Wherever the word "resolution" appears in a line, copy that line.

• • • •

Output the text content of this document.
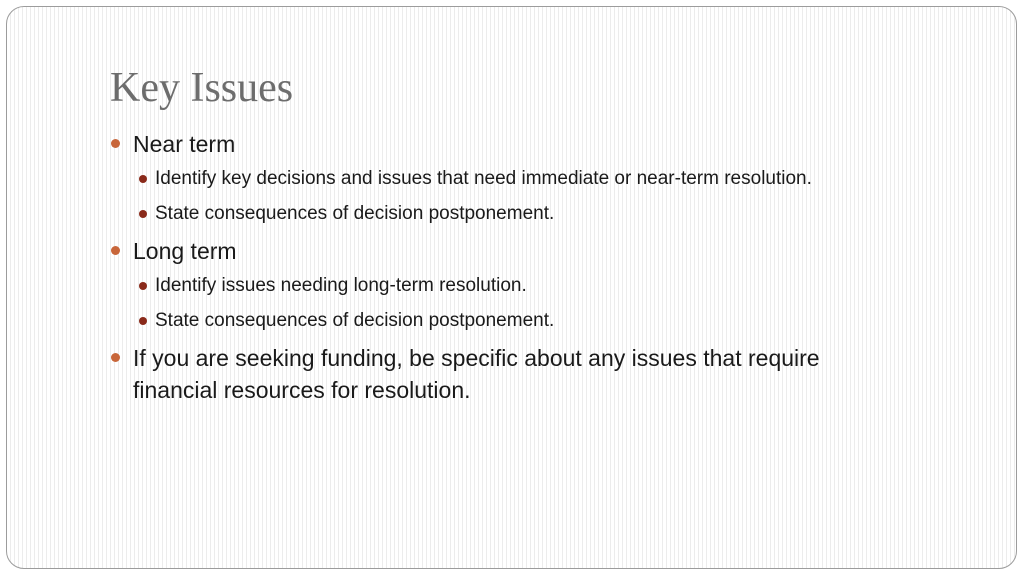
Key Issues
Near term
Identify key decisions and issues that need immediate or near-term resolution.
State consequences of decision postponement.
Long term
Identify issues needing long-term resolution.
State consequences of decision postponement.
If you are seeking funding, be specific about any issues that require financial resources for resolution.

• • • •

Exercise answer:
Identify key decisions and issues that need immediate or near-term resolution.
Identify issues needing long-term resolution.
If you are seeking funding, be specific about any issues that require financial resources for resolution.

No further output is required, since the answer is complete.